◆ Job
Pick out each line of the records that includes the string "refroidissement", and copy it.

Figure content listings:
=======

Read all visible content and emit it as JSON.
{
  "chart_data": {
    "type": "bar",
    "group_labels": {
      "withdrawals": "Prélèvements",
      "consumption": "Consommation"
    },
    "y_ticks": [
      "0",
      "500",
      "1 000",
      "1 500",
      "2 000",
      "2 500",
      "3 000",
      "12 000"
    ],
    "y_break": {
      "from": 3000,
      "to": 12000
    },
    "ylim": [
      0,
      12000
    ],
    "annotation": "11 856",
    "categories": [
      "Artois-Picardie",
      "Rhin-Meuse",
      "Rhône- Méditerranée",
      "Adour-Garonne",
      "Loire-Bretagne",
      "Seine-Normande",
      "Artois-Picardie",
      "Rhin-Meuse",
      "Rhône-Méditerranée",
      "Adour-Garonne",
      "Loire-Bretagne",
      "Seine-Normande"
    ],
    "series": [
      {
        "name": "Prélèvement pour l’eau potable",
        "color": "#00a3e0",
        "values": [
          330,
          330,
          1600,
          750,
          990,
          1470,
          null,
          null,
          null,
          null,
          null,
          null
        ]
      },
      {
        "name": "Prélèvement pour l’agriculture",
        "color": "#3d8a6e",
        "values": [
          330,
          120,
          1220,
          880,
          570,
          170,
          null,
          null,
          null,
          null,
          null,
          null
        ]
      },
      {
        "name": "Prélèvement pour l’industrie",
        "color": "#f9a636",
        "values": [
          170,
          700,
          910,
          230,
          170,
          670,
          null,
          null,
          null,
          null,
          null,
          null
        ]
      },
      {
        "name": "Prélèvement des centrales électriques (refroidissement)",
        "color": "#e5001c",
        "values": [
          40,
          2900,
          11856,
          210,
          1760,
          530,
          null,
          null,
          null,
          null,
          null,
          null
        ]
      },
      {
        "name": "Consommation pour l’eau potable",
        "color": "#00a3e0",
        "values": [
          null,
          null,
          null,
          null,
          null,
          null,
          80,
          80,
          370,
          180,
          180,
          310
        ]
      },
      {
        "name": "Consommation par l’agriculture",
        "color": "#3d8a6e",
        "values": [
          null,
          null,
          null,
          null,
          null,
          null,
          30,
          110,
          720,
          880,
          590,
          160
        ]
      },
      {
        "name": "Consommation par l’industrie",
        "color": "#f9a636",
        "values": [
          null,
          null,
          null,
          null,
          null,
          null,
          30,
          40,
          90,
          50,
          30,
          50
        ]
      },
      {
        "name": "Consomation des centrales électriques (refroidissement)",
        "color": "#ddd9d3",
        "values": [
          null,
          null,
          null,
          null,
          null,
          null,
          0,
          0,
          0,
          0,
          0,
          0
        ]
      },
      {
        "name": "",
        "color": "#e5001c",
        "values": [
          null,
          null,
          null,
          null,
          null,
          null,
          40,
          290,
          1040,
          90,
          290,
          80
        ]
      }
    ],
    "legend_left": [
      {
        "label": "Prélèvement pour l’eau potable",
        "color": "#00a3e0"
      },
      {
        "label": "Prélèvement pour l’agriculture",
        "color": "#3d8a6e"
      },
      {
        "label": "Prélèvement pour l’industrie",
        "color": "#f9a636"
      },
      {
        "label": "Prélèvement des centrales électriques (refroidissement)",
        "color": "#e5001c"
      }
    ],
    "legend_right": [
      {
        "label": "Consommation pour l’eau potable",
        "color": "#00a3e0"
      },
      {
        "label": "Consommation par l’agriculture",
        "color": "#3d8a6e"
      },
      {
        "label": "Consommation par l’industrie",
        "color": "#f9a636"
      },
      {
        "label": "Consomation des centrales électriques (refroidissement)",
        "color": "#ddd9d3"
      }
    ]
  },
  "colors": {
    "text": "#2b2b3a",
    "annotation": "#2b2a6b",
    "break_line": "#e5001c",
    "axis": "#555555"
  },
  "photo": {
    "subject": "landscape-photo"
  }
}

=======

◆ Answer below
        "name": "Prélèvement des centrales électriques (refroidissement)",
        "name": "Consomation des centrales électriques (refroidissement)",
        "label": "Prélèvement des centrales électriques (refroidissement)",
        "label": "Consomation des centrales électriques (refroidissement)",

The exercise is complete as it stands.